Start of Records to use
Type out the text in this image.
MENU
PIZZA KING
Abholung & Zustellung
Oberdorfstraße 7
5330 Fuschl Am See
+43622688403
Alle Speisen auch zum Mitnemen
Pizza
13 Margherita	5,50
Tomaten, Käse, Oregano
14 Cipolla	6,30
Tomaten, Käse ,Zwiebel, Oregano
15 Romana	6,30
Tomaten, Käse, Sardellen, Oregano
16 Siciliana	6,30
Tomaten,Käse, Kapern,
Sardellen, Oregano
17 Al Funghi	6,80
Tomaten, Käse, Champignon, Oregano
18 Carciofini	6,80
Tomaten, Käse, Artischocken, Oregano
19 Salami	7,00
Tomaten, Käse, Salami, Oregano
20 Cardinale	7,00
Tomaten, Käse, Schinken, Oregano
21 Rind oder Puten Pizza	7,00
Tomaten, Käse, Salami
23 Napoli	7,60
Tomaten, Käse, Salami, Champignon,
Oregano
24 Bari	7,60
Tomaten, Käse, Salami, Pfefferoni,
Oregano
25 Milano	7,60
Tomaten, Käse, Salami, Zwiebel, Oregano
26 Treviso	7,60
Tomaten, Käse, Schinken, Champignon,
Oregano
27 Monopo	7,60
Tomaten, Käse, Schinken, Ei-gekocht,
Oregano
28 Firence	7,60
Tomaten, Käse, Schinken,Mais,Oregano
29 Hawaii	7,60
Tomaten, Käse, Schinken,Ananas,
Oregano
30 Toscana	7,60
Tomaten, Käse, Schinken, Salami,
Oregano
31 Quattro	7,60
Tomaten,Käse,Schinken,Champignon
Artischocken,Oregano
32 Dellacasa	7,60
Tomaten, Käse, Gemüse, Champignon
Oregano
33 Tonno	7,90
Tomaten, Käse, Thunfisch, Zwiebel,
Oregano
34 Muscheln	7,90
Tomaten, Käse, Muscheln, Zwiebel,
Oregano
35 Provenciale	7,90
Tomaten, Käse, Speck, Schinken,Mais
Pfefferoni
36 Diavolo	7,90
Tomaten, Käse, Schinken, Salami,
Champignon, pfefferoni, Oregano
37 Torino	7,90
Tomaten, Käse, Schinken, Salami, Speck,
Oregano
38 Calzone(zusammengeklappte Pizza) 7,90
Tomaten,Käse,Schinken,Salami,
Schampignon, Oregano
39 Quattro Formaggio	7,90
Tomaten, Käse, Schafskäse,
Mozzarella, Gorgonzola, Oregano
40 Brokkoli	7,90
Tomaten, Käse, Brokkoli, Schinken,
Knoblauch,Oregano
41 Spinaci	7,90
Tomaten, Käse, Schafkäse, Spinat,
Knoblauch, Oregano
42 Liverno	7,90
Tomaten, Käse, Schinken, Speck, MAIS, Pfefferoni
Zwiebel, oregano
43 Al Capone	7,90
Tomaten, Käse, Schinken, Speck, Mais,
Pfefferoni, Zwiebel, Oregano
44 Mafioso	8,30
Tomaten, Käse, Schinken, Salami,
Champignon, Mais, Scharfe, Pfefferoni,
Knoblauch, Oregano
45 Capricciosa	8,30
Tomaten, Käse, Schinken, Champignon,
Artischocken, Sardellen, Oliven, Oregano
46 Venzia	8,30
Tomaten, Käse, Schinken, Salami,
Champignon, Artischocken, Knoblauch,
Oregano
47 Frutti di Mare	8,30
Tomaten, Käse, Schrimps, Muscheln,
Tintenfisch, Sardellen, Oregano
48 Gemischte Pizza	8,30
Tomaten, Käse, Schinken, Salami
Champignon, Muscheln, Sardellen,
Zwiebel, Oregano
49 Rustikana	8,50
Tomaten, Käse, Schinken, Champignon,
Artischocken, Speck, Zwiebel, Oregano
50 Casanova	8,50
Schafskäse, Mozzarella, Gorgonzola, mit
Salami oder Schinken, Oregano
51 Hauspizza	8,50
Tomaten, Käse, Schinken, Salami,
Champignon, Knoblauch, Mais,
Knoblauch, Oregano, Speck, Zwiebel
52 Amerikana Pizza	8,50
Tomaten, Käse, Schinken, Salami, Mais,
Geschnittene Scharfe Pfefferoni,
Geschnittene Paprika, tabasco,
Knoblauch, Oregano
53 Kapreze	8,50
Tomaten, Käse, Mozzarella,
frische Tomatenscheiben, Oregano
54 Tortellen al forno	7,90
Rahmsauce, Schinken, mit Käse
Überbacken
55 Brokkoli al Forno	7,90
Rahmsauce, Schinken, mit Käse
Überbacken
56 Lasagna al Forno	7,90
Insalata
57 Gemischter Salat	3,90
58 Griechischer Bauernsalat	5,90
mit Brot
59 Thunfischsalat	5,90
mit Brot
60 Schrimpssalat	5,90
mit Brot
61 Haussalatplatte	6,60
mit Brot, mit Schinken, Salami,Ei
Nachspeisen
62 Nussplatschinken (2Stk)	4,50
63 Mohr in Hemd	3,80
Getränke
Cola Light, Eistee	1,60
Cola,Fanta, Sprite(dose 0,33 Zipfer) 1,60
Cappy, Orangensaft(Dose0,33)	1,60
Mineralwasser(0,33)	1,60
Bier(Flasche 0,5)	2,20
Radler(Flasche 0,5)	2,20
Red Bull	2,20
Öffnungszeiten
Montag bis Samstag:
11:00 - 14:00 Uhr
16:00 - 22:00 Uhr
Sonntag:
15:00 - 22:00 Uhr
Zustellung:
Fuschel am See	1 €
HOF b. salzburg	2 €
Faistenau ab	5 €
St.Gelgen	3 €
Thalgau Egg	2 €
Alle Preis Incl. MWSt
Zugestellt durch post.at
End of Records to use
> _Your instructions_
Write only the number of lines that include "Flasche".

> _Reply_
2